• _WHAT IS BEING ASKED_
Locate each line containing the string "text" and copy it out.

— Start SUPPLIED DATA —

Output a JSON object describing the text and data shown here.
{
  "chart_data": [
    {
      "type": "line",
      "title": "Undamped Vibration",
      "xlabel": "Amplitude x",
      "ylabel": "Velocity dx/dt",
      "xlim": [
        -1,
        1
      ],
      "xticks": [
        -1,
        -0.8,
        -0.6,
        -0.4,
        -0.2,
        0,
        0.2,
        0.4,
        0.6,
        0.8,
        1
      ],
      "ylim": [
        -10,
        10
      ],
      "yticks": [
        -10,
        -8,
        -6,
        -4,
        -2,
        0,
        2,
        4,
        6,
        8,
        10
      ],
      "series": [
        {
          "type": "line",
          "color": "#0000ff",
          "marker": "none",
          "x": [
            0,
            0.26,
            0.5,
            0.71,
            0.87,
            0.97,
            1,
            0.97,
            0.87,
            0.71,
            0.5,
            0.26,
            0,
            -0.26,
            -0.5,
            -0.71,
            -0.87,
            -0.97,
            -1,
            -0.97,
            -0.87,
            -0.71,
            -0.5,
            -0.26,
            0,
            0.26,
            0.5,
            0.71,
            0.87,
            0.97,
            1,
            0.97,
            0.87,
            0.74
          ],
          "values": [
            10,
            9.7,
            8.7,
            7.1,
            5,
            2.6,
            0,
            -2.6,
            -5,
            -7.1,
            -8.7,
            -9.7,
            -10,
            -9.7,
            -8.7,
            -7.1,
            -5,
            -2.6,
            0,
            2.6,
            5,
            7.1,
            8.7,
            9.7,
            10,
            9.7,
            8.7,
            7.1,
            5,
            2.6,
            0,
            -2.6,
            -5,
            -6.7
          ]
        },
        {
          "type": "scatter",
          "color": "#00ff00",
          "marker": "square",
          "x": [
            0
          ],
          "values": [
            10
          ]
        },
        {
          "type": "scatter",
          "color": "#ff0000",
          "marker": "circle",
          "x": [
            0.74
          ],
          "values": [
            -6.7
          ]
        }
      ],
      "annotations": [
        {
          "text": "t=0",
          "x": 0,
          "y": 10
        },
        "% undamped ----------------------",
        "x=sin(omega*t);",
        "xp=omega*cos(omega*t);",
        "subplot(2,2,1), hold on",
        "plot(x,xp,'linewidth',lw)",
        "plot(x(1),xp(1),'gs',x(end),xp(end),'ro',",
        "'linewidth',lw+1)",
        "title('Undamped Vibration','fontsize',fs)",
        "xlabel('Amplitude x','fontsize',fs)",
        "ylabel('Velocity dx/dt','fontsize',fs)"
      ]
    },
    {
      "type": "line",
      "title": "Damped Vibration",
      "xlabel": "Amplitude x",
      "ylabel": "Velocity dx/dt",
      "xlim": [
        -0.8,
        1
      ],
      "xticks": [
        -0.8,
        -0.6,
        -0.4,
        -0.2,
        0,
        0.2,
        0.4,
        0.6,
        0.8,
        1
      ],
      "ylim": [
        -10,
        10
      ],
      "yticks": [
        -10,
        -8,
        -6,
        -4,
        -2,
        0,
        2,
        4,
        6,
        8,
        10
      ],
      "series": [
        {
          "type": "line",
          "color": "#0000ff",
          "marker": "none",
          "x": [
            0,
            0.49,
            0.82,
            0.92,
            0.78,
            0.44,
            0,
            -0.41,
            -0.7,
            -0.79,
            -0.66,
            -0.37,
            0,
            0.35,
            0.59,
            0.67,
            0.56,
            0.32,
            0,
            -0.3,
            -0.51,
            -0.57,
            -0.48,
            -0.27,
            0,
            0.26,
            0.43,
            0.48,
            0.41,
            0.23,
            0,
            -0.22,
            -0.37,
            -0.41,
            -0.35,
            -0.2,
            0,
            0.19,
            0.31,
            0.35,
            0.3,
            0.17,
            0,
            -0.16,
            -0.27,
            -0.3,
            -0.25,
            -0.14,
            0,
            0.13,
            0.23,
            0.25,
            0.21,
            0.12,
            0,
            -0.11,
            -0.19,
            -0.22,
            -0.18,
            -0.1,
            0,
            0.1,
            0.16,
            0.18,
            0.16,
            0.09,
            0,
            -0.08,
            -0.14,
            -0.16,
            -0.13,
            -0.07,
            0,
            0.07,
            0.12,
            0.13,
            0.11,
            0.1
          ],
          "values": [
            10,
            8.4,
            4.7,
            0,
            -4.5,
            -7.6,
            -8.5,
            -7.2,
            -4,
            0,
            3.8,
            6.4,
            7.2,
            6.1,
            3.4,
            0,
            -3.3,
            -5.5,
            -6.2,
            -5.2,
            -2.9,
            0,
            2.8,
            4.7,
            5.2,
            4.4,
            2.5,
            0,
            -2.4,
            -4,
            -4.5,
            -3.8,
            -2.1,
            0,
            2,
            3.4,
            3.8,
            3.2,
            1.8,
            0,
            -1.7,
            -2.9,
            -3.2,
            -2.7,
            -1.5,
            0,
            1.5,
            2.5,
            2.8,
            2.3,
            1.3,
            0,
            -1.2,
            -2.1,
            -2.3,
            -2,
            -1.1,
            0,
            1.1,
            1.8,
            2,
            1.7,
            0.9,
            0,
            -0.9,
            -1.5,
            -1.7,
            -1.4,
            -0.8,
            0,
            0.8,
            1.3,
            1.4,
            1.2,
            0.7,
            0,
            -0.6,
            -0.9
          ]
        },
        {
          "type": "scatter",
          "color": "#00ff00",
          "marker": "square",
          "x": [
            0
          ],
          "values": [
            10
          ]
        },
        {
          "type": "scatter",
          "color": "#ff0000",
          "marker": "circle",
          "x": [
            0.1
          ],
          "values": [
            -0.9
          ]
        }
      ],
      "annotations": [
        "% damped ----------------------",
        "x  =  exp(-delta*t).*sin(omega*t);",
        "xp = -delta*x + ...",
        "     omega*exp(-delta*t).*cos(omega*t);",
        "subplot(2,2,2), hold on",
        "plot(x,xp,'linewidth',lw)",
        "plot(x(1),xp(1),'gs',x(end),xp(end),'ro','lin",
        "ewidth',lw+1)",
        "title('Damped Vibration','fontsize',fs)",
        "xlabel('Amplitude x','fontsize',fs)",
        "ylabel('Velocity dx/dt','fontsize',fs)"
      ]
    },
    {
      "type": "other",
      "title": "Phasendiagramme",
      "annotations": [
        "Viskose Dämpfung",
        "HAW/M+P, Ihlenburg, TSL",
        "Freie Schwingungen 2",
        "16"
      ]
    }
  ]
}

— End SUPPLIED DATA —

• _COMPLETE OUTPUT_
Output a JSON object describing the text and data shown here.
          "text": "t=0",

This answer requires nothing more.